> **SHORT EXERCISE**: Filter the records below and copy every line containing the word "januari".

> **PROVIDED INFORMATION**:
## Begin
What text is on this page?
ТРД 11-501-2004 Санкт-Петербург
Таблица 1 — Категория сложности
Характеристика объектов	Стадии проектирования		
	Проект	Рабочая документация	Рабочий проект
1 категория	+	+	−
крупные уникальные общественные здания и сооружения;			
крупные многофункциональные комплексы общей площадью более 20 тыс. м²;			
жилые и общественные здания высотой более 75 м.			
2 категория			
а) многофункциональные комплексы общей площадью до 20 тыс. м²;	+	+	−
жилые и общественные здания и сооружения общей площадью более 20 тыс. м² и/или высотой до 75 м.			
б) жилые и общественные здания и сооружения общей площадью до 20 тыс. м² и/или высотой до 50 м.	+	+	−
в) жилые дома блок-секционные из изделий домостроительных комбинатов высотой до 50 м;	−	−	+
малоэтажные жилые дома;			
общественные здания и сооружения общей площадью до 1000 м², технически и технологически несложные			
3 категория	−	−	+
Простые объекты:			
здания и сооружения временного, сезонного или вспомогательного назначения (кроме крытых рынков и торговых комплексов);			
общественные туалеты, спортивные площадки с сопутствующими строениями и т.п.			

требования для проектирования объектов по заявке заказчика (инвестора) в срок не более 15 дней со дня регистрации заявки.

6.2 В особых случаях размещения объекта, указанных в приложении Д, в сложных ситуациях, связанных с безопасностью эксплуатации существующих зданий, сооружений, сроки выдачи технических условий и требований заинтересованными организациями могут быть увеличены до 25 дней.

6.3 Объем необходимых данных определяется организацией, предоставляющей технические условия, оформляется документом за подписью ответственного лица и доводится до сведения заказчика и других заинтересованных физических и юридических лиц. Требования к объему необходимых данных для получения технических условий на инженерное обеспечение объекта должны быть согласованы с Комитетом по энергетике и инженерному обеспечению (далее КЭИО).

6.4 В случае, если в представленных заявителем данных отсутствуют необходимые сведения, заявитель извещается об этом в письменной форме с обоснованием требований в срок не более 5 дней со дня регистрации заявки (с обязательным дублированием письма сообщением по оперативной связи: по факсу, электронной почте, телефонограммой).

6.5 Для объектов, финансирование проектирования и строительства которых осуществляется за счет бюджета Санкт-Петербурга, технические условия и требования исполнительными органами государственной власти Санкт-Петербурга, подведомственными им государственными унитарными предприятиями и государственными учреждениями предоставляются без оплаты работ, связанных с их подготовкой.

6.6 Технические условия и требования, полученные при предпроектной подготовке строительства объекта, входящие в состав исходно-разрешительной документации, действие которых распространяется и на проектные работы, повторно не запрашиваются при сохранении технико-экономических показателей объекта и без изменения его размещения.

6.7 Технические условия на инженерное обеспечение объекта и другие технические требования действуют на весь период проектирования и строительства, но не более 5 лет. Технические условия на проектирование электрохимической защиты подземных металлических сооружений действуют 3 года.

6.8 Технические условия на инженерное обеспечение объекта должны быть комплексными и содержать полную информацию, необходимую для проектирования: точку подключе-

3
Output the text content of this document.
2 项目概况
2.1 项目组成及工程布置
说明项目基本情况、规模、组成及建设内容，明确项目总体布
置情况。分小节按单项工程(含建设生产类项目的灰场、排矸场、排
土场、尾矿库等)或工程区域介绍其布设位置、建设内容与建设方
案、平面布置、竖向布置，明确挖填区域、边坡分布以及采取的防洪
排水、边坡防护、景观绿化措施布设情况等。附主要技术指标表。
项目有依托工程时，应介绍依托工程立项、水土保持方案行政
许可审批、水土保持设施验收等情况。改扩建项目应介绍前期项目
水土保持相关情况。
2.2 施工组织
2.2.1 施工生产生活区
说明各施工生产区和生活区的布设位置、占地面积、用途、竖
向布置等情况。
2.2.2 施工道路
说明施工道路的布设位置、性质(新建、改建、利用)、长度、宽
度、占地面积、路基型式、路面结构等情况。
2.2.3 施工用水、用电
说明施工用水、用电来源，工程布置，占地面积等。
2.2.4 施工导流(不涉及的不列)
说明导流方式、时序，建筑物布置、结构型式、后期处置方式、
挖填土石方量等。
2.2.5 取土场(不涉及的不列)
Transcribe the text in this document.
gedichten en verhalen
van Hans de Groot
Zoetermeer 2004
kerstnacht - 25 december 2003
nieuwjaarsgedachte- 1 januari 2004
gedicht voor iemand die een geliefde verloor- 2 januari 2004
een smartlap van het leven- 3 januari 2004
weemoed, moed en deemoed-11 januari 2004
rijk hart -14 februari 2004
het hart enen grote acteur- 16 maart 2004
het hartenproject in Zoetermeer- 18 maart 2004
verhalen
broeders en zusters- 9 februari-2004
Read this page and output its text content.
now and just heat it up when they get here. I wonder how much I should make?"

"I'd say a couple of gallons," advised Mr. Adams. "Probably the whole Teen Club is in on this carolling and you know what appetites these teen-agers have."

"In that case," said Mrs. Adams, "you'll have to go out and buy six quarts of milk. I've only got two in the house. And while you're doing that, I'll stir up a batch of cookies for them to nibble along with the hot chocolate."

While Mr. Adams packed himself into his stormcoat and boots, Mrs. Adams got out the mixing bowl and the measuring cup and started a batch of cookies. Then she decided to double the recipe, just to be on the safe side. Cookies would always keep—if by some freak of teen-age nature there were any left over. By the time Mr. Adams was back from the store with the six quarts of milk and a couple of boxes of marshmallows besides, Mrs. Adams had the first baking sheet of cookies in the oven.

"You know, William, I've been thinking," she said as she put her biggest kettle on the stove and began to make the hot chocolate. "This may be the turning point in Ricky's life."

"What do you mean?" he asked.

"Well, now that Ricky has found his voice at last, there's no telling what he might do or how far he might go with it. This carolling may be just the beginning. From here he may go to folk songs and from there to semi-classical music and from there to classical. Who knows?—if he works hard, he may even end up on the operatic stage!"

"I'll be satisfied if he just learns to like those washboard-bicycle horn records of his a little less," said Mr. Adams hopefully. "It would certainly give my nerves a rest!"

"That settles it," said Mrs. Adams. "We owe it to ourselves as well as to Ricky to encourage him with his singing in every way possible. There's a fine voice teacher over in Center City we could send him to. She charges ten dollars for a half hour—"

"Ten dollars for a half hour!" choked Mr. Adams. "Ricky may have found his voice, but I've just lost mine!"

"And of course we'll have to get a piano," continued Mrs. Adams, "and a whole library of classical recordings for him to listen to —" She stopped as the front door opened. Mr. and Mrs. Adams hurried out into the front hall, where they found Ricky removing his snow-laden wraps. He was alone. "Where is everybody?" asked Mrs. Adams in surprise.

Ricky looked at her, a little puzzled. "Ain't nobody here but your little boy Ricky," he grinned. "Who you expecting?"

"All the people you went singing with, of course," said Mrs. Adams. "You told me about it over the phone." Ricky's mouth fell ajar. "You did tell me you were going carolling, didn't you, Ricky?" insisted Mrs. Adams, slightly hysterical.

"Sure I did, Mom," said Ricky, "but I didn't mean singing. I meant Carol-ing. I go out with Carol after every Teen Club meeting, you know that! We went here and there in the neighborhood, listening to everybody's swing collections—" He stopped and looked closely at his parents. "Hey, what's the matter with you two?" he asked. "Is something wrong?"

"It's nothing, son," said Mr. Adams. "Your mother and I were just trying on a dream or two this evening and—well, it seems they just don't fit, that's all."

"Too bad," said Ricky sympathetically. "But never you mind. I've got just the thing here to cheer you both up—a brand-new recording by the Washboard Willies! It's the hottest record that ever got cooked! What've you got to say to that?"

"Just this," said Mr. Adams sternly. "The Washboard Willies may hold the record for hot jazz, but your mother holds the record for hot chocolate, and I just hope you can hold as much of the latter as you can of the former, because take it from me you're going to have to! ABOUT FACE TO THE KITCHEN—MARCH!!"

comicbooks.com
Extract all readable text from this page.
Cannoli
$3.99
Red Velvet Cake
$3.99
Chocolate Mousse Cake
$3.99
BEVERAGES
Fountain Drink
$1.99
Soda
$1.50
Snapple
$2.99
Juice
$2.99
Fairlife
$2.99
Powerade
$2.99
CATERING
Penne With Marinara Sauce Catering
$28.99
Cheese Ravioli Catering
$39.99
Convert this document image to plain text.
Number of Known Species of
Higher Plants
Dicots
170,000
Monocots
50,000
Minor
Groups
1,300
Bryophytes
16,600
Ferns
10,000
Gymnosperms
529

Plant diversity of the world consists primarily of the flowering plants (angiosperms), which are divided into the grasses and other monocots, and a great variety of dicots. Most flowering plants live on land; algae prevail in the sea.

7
## End
> **RESULT FOR THIS TASK**:
nieuwjaarsgedachte- 1 januari 2004
gedicht voor iemand die een geliefde verloor- 2 januari 2004
een smartlap van het leven- 3 januari 2004
weemoed, moed en deemoed-11 januari 2004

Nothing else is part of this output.